[Structured figure records]

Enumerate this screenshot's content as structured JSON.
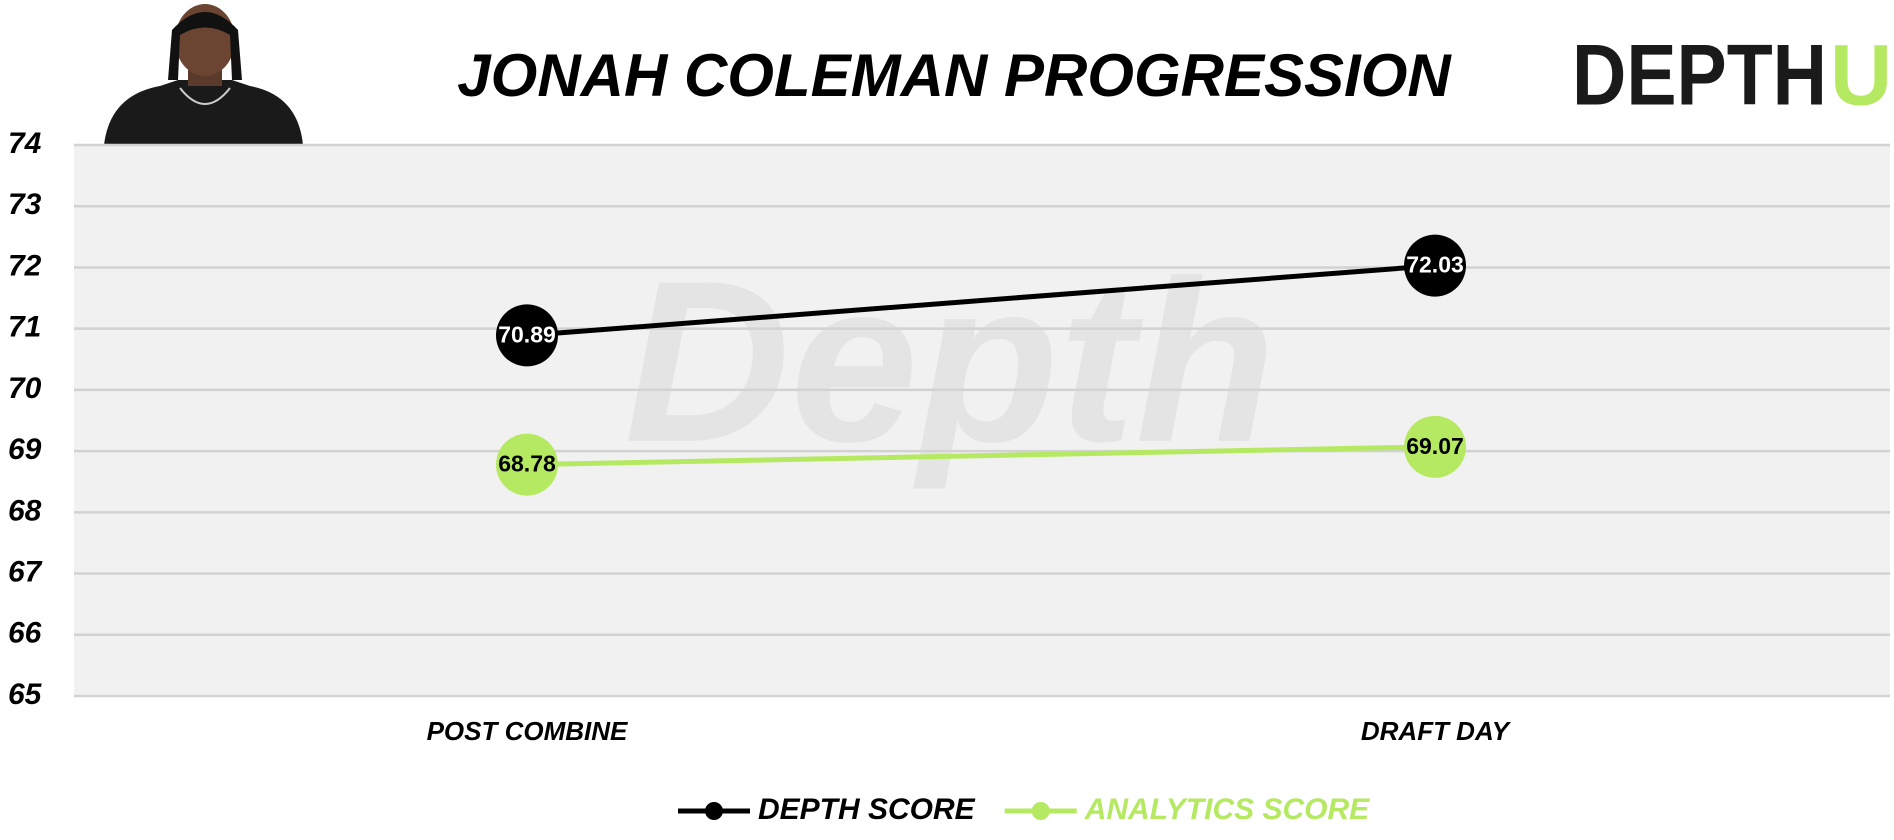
{
  "chart_data": {
    "type": "line",
    "title": "JONAH COLEMAN PROGRESSION",
    "logo": {
      "text": "DEPTH",
      "accent": "U"
    },
    "watermark": "Depth",
    "categories": [
      "POST COMBINE",
      "DRAFT DAY"
    ],
    "series": [
      {
        "name": "DEPTH SCORE",
        "color": "#000000",
        "values": [
          70.89,
          72.03
        ]
      },
      {
        "name": "ANALYTICS SCORE",
        "color": "#b5e961",
        "values": [
          68.78,
          69.07
        ]
      }
    ],
    "ylim": [
      65,
      74
    ],
    "yticks": [
      65,
      66,
      67,
      68,
      69,
      70,
      71,
      72,
      73,
      74
    ],
    "grid": true,
    "legend": "bottom"
  }
}
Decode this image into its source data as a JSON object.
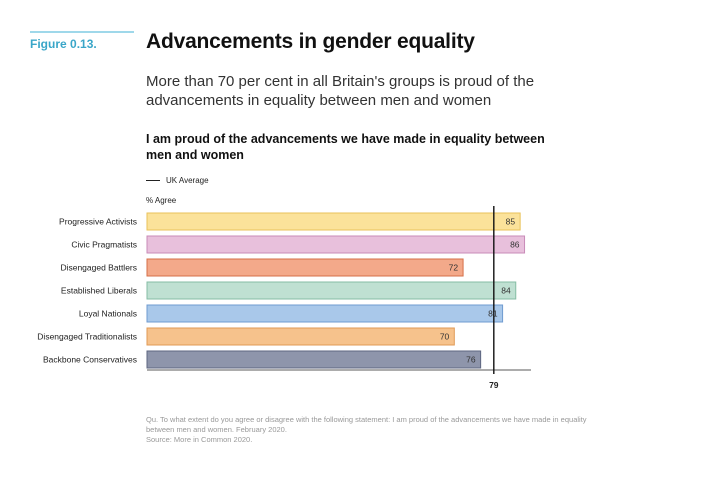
{
  "figure": {
    "label_prefix": "Figure",
    "label_number": "0.13."
  },
  "title": "Advancements in gender equality",
  "subtitle": "More than 70 per cent in all Britain's groups is proud of the advancements in equality between men and women",
  "chart_data": {
    "type": "bar",
    "orientation": "horizontal",
    "title": "I am proud of the advancements we have made in equality between men and women",
    "ylabel": "% Agree",
    "categories": [
      "Progressive Activists",
      "Civic Pragmatists",
      "Disengaged Battlers",
      "Established Liberals",
      "Loyal Nationals",
      "Disengaged Traditionalists",
      "Backbone Conservatives"
    ],
    "values": [
      85,
      86,
      72,
      84,
      81,
      70,
      76
    ],
    "colors": [
      "#fbe29a",
      "#e8c0dc",
      "#f3a98a",
      "#bfe0d2",
      "#a9c8ea",
      "#f6c28c",
      "#8e95ab"
    ],
    "stroke_colors": [
      "#e9c25a",
      "#c98bb8",
      "#d66f48",
      "#86bca4",
      "#6f9bd0",
      "#e09a55",
      "#5e6680"
    ],
    "xlim": [
      0,
      100
    ],
    "reference_line": {
      "label": "UK Average",
      "value": 79
    },
    "legend": "top-left"
  },
  "footnote": {
    "question": "Qu. To what extent do you agree or disagree with the following statement: I am proud of the advancements we have made in equality between men and women. February 2020.",
    "source": "Source: More in Common 2020."
  }
}
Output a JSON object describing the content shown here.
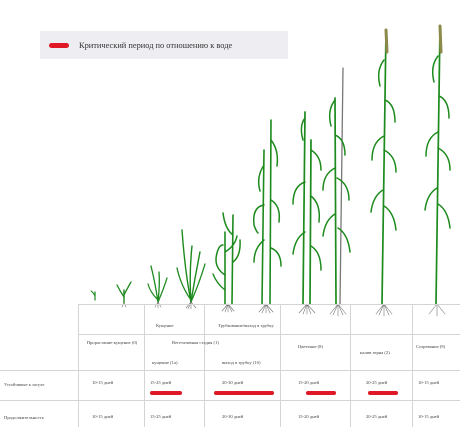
{
  "legend": {
    "text": "Критический период по отношению к воде",
    "color": "#e01825"
  },
  "colors": {
    "plant_green": "#1c8a1c",
    "plant_dark": "#166b16",
    "ear": "#8a8a4a",
    "root": "#777777",
    "critical": "#e01825"
  },
  "stages": {
    "tillering": "Кущение",
    "stem_extension": "Трубкование/выход в трубку",
    "earing": "Цветение (8)",
    "ripening": "Созревание (9)"
  },
  "rows": {
    "row1_label": "Устойчивые к засухе",
    "row2_label": "Продолжительность"
  },
  "phases": {
    "germination": "Прорастание-кущение (0)",
    "vegetative": "Вегетативная стадия (1)",
    "tillering_sub": "кущение (1а)",
    "booting_sub": "выход в трубку (1б)",
    "flowering": "Цветение (8)",
    "grain_fill": "налив зерна (2)",
    "ripening": "Созревание (9)"
  },
  "durations": {
    "d1": "10-15 дней",
    "d2": "15-25 дней",
    "d3": "20-30 дней",
    "d4": "15-20 дней",
    "d5": "20-25 дней",
    "d6": "10-15 дней",
    "r2_1": "10-15 дней",
    "r2_2": "15-25 дней",
    "r2_3": "20-30 дней",
    "r2_4": "15-20 дней",
    "r2_5": "20-25 дней",
    "r2_6": "10-15 дней"
  }
}
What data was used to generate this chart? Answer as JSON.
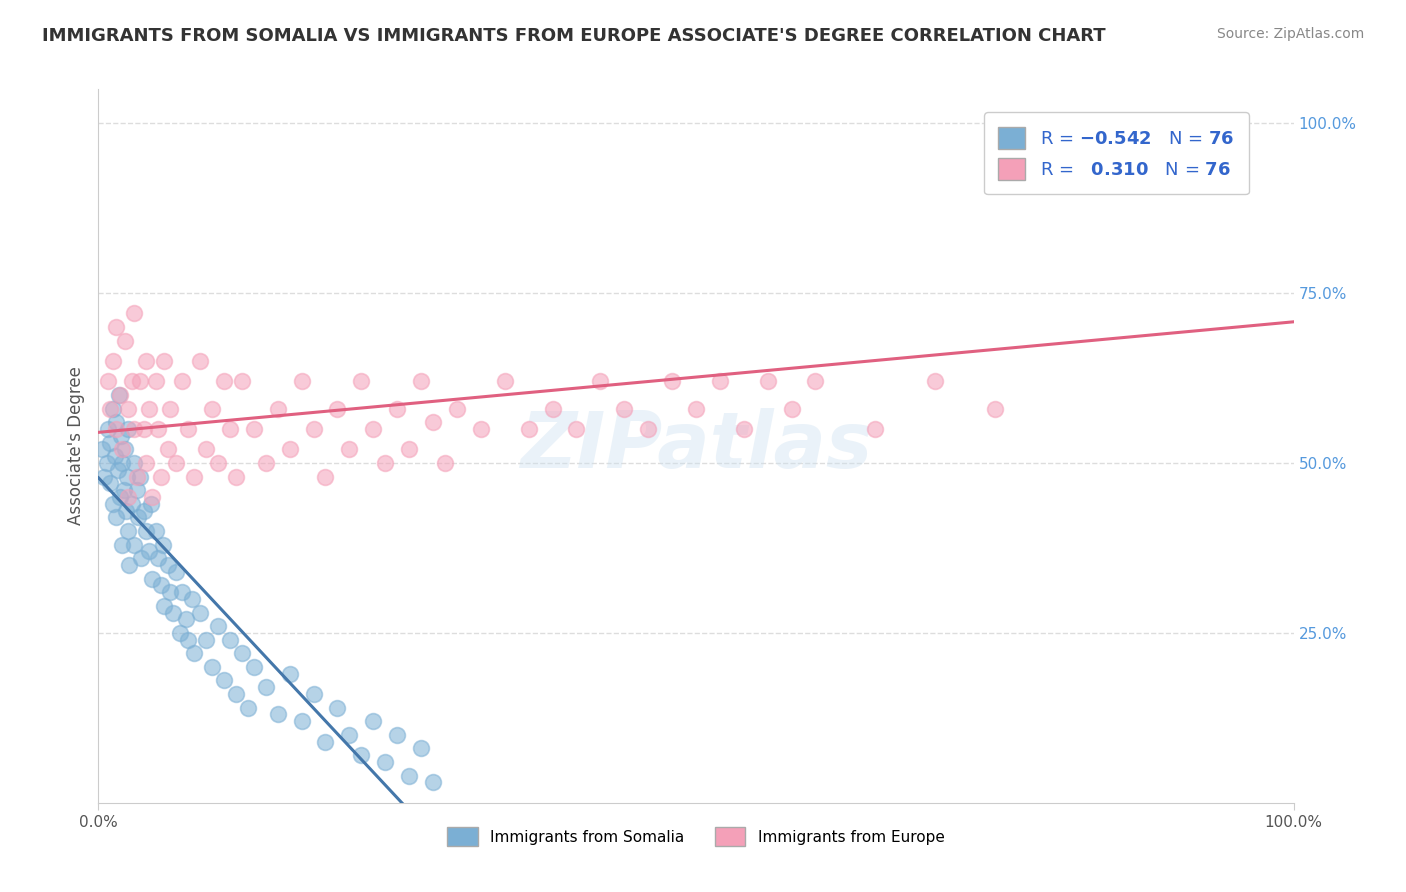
{
  "title": "IMMIGRANTS FROM SOMALIA VS IMMIGRANTS FROM EUROPE ASSOCIATE'S DEGREE CORRELATION CHART",
  "source": "Source: ZipAtlas.com",
  "ylabel": "Associate's Degree",
  "y_tick_labels": [
    "25.0%",
    "50.0%",
    "75.0%",
    "100.0%"
  ],
  "y_tick_values": [
    0.25,
    0.5,
    0.75,
    1.0
  ],
  "somalia_R": -0.542,
  "europe_R": 0.31,
  "N": 76,
  "somalia_color": "#7bafd4",
  "europe_color": "#f4a0b8",
  "trend_somalia_color": "#4477aa",
  "trend_europe_color": "#e06080",
  "background_color": "#ffffff",
  "grid_color": "#dddddd",
  "somalia_scatter": [
    [
      0.003,
      0.52
    ],
    [
      0.005,
      0.48
    ],
    [
      0.007,
      0.5
    ],
    [
      0.008,
      0.55
    ],
    [
      0.01,
      0.53
    ],
    [
      0.01,
      0.47
    ],
    [
      0.012,
      0.58
    ],
    [
      0.012,
      0.44
    ],
    [
      0.014,
      0.51
    ],
    [
      0.015,
      0.56
    ],
    [
      0.015,
      0.42
    ],
    [
      0.016,
      0.49
    ],
    [
      0.017,
      0.6
    ],
    [
      0.018,
      0.45
    ],
    [
      0.019,
      0.54
    ],
    [
      0.02,
      0.5
    ],
    [
      0.02,
      0.38
    ],
    [
      0.021,
      0.46
    ],
    [
      0.022,
      0.52
    ],
    [
      0.023,
      0.43
    ],
    [
      0.024,
      0.48
    ],
    [
      0.025,
      0.4
    ],
    [
      0.025,
      0.55
    ],
    [
      0.026,
      0.35
    ],
    [
      0.028,
      0.44
    ],
    [
      0.03,
      0.5
    ],
    [
      0.03,
      0.38
    ],
    [
      0.032,
      0.46
    ],
    [
      0.033,
      0.42
    ],
    [
      0.035,
      0.48
    ],
    [
      0.036,
      0.36
    ],
    [
      0.038,
      0.43
    ],
    [
      0.04,
      0.4
    ],
    [
      0.042,
      0.37
    ],
    [
      0.044,
      0.44
    ],
    [
      0.045,
      0.33
    ],
    [
      0.048,
      0.4
    ],
    [
      0.05,
      0.36
    ],
    [
      0.052,
      0.32
    ],
    [
      0.054,
      0.38
    ],
    [
      0.055,
      0.29
    ],
    [
      0.058,
      0.35
    ],
    [
      0.06,
      0.31
    ],
    [
      0.062,
      0.28
    ],
    [
      0.065,
      0.34
    ],
    [
      0.068,
      0.25
    ],
    [
      0.07,
      0.31
    ],
    [
      0.073,
      0.27
    ],
    [
      0.075,
      0.24
    ],
    [
      0.078,
      0.3
    ],
    [
      0.08,
      0.22
    ],
    [
      0.085,
      0.28
    ],
    [
      0.09,
      0.24
    ],
    [
      0.095,
      0.2
    ],
    [
      0.1,
      0.26
    ],
    [
      0.105,
      0.18
    ],
    [
      0.11,
      0.24
    ],
    [
      0.115,
      0.16
    ],
    [
      0.12,
      0.22
    ],
    [
      0.125,
      0.14
    ],
    [
      0.13,
      0.2
    ],
    [
      0.14,
      0.17
    ],
    [
      0.15,
      0.13
    ],
    [
      0.16,
      0.19
    ],
    [
      0.17,
      0.12
    ],
    [
      0.18,
      0.16
    ],
    [
      0.19,
      0.09
    ],
    [
      0.2,
      0.14
    ],
    [
      0.21,
      0.1
    ],
    [
      0.22,
      0.07
    ],
    [
      0.23,
      0.12
    ],
    [
      0.24,
      0.06
    ],
    [
      0.25,
      0.1
    ],
    [
      0.26,
      0.04
    ],
    [
      0.27,
      0.08
    ],
    [
      0.28,
      0.03
    ]
  ],
  "europe_scatter": [
    [
      0.008,
      0.62
    ],
    [
      0.01,
      0.58
    ],
    [
      0.012,
      0.65
    ],
    [
      0.015,
      0.55
    ],
    [
      0.015,
      0.7
    ],
    [
      0.018,
      0.6
    ],
    [
      0.02,
      0.52
    ],
    [
      0.022,
      0.68
    ],
    [
      0.025,
      0.58
    ],
    [
      0.025,
      0.45
    ],
    [
      0.028,
      0.62
    ],
    [
      0.03,
      0.55
    ],
    [
      0.03,
      0.72
    ],
    [
      0.032,
      0.48
    ],
    [
      0.035,
      0.62
    ],
    [
      0.038,
      0.55
    ],
    [
      0.04,
      0.5
    ],
    [
      0.04,
      0.65
    ],
    [
      0.042,
      0.58
    ],
    [
      0.045,
      0.45
    ],
    [
      0.048,
      0.62
    ],
    [
      0.05,
      0.55
    ],
    [
      0.052,
      0.48
    ],
    [
      0.055,
      0.65
    ],
    [
      0.058,
      0.52
    ],
    [
      0.06,
      0.58
    ],
    [
      0.065,
      0.5
    ],
    [
      0.07,
      0.62
    ],
    [
      0.075,
      0.55
    ],
    [
      0.08,
      0.48
    ],
    [
      0.085,
      0.65
    ],
    [
      0.09,
      0.52
    ],
    [
      0.095,
      0.58
    ],
    [
      0.1,
      0.5
    ],
    [
      0.105,
      0.62
    ],
    [
      0.11,
      0.55
    ],
    [
      0.115,
      0.48
    ],
    [
      0.12,
      0.62
    ],
    [
      0.13,
      0.55
    ],
    [
      0.14,
      0.5
    ],
    [
      0.15,
      0.58
    ],
    [
      0.16,
      0.52
    ],
    [
      0.17,
      0.62
    ],
    [
      0.18,
      0.55
    ],
    [
      0.19,
      0.48
    ],
    [
      0.2,
      0.58
    ],
    [
      0.21,
      0.52
    ],
    [
      0.22,
      0.62
    ],
    [
      0.23,
      0.55
    ],
    [
      0.24,
      0.5
    ],
    [
      0.25,
      0.58
    ],
    [
      0.26,
      0.52
    ],
    [
      0.27,
      0.62
    ],
    [
      0.28,
      0.56
    ],
    [
      0.29,
      0.5
    ],
    [
      0.3,
      0.58
    ],
    [
      0.32,
      0.55
    ],
    [
      0.34,
      0.62
    ],
    [
      0.36,
      0.55
    ],
    [
      0.38,
      0.58
    ],
    [
      0.4,
      0.55
    ],
    [
      0.42,
      0.62
    ],
    [
      0.44,
      0.58
    ],
    [
      0.46,
      0.55
    ],
    [
      0.48,
      0.62
    ],
    [
      0.5,
      0.58
    ],
    [
      0.52,
      0.62
    ],
    [
      0.54,
      0.55
    ],
    [
      0.56,
      0.62
    ],
    [
      0.58,
      0.58
    ],
    [
      0.6,
      0.62
    ],
    [
      0.65,
      0.55
    ],
    [
      0.7,
      0.62
    ],
    [
      0.75,
      0.58
    ],
    [
      0.87,
      0.97
    ],
    [
      0.92,
      0.97
    ]
  ],
  "xlim": [
    0.0,
    1.0
  ],
  "ylim": [
    0.0,
    1.05
  ]
}
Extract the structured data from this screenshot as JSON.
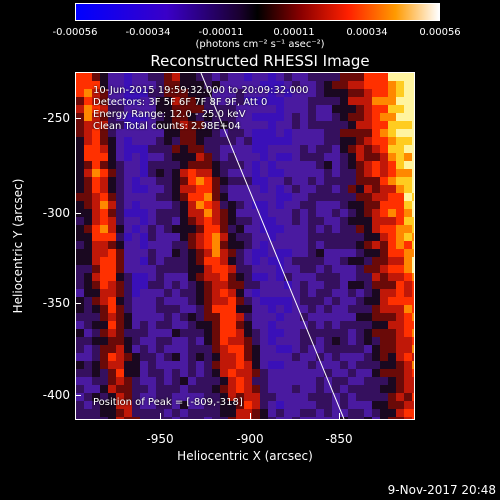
{
  "colorbar": {
    "ticks": [
      "-0.00056",
      "-0.00034",
      "-0.00011",
      "0.00011",
      "0.00034",
      "0.00056"
    ],
    "units": "(photons cm⁻² s⁻¹ asec⁻²)"
  },
  "title": "Reconstructed RHESSI Image",
  "annotations": {
    "time": "10-Jun-2015 19:59:32.000 to 20:09:32.000",
    "detectors": "Detectors: 3F 5F 6F 7F 8F 9F, Att 0",
    "energy": "Energy Range: 12.0 - 25.0 keV",
    "clean": "Clean    Total counts: 2.98E+04",
    "peak": "Position of Peak = [-809,-318]"
  },
  "chart_data": {
    "type": "heatmap",
    "title": "Reconstructed RHESSI Image",
    "xlabel": "Heliocentric X (arcsec)",
    "ylabel": "Heliocentric Y (arcsec)",
    "xticks": [
      "-950",
      "-900",
      "-850"
    ],
    "yticks": [
      "-250",
      "-300",
      "-350",
      "-400"
    ],
    "xlim": [
      -998,
      -828
    ],
    "ylim": [
      -416,
      -242
    ],
    "colorscale_range": [
      -0.00056,
      0.00056
    ],
    "peak_position": [
      -809,
      -318
    ],
    "limb_line": [
      [
        -910,
        -242
      ],
      [
        -850,
        -416
      ]
    ]
  },
  "footer": {
    "date": "9-Nov-2017 20:48"
  },
  "colors": {
    "negative": "#0000ff",
    "zero": "#000000",
    "positive_mid": "#ff0000",
    "positive_max": "#ffffff"
  }
}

» **WHAT IS BEING ASKED**:
Check each line of the entries for the string "RHESSI". Copy the lines that have it.

» **FINAL ANSWER**:
  "title": "Reconstructed RHESSI Image",
    "title": "Reconstructed RHESSI Image",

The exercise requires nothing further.